Written exercise:
Copy the records below exactly as they are written.

Material:
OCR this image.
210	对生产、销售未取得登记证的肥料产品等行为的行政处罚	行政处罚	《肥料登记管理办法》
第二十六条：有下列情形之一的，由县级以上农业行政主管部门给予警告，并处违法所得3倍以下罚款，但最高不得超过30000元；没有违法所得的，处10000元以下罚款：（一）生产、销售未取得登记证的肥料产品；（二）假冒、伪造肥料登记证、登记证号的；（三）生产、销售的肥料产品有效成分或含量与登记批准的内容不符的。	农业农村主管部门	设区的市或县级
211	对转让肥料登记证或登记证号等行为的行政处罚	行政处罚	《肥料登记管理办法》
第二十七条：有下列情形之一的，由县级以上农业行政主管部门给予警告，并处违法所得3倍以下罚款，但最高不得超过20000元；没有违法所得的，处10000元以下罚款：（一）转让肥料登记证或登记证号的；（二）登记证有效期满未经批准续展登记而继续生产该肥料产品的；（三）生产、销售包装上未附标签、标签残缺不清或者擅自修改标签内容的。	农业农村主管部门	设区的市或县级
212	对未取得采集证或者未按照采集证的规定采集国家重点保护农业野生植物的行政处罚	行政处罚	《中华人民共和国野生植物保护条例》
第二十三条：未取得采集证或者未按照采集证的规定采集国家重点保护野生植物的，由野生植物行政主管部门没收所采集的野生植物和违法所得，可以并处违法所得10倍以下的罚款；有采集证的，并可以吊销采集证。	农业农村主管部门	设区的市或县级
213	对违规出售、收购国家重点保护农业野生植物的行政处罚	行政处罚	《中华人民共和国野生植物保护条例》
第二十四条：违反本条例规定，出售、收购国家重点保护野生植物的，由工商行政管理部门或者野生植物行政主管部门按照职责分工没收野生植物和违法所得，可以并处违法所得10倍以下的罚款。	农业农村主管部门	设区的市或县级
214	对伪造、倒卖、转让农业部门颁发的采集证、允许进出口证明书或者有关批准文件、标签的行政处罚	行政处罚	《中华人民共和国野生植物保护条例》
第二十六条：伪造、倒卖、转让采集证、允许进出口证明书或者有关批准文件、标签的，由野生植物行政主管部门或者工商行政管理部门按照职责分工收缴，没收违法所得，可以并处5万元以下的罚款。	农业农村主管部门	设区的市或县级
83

Answer in full:
OCR this image.
210	对生产、销售未取得登记证的肥料产品等行为的行政处罚	行政处罚	《肥料登记管理办法》
第二十六条：有下列情形之一的，由县级以上农业行政主管部门给予警告，并处违法所得3倍以下罚款，但最高不得超过30000元；没有违法所得的，处10000元以下罚款：（一）生产、销售未取得登记证的肥料产品；（二）假冒、伪造肥料登记证、登记证号的；（三）生产、销售的肥料产品有效成分或含量与登记批准的内容不符的。	农业农村主管部门	设区的市或县级
211	对转让肥料登记证或登记证号等行为的行政处罚	行政处罚	《肥料登记管理办法》
第二十七条：有下列情形之一的，由县级以上农业行政主管部门给予警告，并处违法所得3倍以下罚款，但最高不得超过20000元；没有违法所得的，处10000元以下罚款：（一）转让肥料登记证或登记证号的；（二）登记证有效期满未经批准续展登记而继续生产该肥料产品的；（三）生产、销售包装上未附标签、标签残缺不清或者擅自修改标签内容的。	农业农村主管部门	设区的市或县级
212	对未取得采集证或者未按照采集证的规定采集国家重点保护农业野生植物的行政处罚	行政处罚	《中华人民共和国野生植物保护条例》
第二十三条：未取得采集证或者未按照采集证的规定采集国家重点保护野生植物的，由野生植物行政主管部门没收所采集的野生植物和违法所得，可以并处违法所得10倍以下的罚款；有采集证的，并可以吊销采集证。	农业农村主管部门	设区的市或县级
213	对违规出售、收购国家重点保护农业野生植物的行政处罚	行政处罚	《中华人民共和国野生植物保护条例》
第二十四条：违反本条例规定，出售、收购国家重点保护野生植物的，由工商行政管理部门或者野生植物行政主管部门按照职责分工没收野生植物和违法所得，可以并处违法所得10倍以下的罚款。	农业农村主管部门	设区的市或县级
214	对伪造、倒卖、转让农业部门颁发的采集证、允许进出口证明书或者有关批准文件、标签的行政处罚	行政处罚	《中华人民共和国野生植物保护条例》
第二十六条：伪造、倒卖、转让采集证、允许进出口证明书或者有关批准文件、标签的，由野生植物行政主管部门或者工商行政管理部门按照职责分工收缴，没收违法所得，可以并处5万元以下的罚款。	农业农村主管部门	设区的市或县级
83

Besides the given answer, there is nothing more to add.